Quoted passage ▸
Comment Spam: new trends, failing counter-measures and why it’s a big deal

recently, new bots rendered current anti spam techniques for blogs almost useless. here is a short write-up on the subject of comment spam, referrer spam and what’s currently happening in that area.

i have given a lot of thought and have done a lot of checking into the subject of comment spam. i came up with a few interesting findings.

if you don’t run a blog (which will make you an expert) or read about this subject in the past, just google it. you are all smart people. :)

basically though, comment spam is regular spam only posted in blogs and other web pages where comments are possible, both for simple spamming economic purposes as well as to help improve ratings of different sites in google and other search engines. the latter is often done by publicized commercial companies.

i hope by the end of this post to demonstrate how serious blog spam is or at the very least that it deserves some extra attention if you dismissed it in the past.

first off, comment spam is abuse. abuse isn’t new and as soon as a system shows up it will be abused. if not today, than 10 years from now.

it has long been an established yet not widely-known fact that if there are mistakes that can happen, they will happen. leaving a potential problem alive just because no one currently exploits it is terrible, and yet it keeps happening.
if the power grid for a significant part of the us can go down once every several years, so can any other system (if going down is the worst that can happen).

this is only relevant to comment spam in the way it is relevant to every other security related issue, and why is that?
because comment spam indeed isn’t a new thing. anyone remembers how big guest books used to be in the previous century? :)

and what about referrer spam?

some interesting things noticed about now newly named by me web spam / web content poisoning or cspam (for comment spam):

[making a point about how silly it is to give new names to spam when it skips a medium.. what's your favorite? spit?]

automated spam is spam sent by a bulk-poster (taken from bulk-mailer). it enters web pages and posts spam.

recently we see a serious increase in comment spam activities, namely, in one web page i recently started to help maintain we get over 1000 spam comments a day. i won’t even start discussing the referrer spam poisoning we get.

What is required ▸ In one to three sentences, explain why the comment spam post calls it terrible to leave a potential problem in place when no one is exploiting it yet. This material has no connection to the comment spam post.

[Element position data]

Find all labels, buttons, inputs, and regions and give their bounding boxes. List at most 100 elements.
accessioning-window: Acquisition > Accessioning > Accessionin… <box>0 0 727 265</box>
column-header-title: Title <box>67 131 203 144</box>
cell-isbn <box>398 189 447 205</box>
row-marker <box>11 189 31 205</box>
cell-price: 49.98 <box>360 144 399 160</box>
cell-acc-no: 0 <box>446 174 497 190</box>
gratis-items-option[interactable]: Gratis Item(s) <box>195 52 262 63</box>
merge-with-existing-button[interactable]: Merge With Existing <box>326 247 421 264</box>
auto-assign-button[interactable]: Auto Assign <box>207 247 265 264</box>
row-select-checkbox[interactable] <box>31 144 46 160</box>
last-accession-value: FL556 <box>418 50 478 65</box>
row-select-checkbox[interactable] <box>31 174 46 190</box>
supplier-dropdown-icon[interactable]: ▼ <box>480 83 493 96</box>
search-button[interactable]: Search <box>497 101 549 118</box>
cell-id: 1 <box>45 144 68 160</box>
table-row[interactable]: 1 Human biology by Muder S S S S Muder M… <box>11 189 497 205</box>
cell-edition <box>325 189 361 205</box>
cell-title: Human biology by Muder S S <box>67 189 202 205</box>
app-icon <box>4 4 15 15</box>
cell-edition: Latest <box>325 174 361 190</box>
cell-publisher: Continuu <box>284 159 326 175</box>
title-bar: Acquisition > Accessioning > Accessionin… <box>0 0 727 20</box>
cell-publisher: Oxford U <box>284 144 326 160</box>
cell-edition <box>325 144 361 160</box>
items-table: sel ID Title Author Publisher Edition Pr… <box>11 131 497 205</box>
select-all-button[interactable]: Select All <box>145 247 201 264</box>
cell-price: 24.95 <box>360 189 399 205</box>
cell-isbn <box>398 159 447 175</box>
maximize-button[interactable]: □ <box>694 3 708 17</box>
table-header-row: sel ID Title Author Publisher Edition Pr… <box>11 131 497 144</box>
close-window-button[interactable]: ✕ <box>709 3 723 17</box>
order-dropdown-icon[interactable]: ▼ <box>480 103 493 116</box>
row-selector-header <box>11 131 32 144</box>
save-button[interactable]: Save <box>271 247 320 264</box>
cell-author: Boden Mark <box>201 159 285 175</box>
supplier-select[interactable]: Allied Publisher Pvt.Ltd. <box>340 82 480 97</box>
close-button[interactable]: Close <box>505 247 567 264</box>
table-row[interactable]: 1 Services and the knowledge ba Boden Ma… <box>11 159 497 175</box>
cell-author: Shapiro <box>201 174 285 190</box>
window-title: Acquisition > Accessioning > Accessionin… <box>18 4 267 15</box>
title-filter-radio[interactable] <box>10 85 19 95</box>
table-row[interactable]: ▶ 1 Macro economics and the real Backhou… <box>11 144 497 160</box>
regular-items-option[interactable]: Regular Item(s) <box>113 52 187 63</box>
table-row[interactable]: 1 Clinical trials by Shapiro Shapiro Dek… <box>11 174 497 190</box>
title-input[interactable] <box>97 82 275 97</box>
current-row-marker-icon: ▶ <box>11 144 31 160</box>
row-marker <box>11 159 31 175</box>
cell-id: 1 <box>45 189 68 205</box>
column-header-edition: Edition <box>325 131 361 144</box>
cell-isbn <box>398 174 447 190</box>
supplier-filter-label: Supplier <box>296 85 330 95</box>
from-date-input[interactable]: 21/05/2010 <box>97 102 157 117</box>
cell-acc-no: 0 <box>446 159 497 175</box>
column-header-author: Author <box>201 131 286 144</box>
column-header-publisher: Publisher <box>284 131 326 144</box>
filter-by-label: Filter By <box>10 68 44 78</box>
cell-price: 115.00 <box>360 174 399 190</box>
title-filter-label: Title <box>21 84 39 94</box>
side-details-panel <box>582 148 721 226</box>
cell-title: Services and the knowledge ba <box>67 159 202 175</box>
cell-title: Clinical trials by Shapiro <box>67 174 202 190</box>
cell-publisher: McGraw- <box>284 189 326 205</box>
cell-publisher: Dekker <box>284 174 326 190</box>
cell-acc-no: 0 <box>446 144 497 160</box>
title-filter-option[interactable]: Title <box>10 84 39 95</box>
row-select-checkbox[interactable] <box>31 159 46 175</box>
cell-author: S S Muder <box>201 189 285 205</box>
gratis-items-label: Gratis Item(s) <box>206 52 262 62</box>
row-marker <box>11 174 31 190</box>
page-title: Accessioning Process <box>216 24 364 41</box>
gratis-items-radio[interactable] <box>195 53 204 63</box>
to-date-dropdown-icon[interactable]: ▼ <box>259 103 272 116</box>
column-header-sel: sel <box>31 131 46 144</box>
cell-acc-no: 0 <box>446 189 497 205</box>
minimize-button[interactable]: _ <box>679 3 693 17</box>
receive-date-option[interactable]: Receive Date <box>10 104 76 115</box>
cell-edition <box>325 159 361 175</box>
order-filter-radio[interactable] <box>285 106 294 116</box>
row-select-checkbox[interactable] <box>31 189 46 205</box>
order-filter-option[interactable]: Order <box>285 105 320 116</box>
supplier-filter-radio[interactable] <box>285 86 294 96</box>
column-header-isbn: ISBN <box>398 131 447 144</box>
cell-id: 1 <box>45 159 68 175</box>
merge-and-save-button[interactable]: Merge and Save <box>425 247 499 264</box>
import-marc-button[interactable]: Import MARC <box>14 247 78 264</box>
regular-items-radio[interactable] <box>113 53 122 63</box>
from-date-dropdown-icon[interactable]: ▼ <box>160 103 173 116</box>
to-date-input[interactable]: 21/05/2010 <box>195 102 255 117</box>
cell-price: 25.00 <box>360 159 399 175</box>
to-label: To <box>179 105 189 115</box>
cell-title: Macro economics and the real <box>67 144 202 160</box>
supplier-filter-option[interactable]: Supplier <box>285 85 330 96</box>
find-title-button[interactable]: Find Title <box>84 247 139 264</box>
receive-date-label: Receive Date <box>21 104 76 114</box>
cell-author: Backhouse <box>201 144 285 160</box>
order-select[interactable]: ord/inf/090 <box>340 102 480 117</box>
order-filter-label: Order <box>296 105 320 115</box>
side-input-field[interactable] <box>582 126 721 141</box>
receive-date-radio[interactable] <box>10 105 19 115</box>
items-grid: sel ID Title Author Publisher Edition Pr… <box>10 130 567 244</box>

Worked answer ▸ It is an established fact that any mistake that can happen will happen. Abuse also reaches every system as soon as it appears, if not today then 10 years from now, so an unexploited problem will eventually be exploited.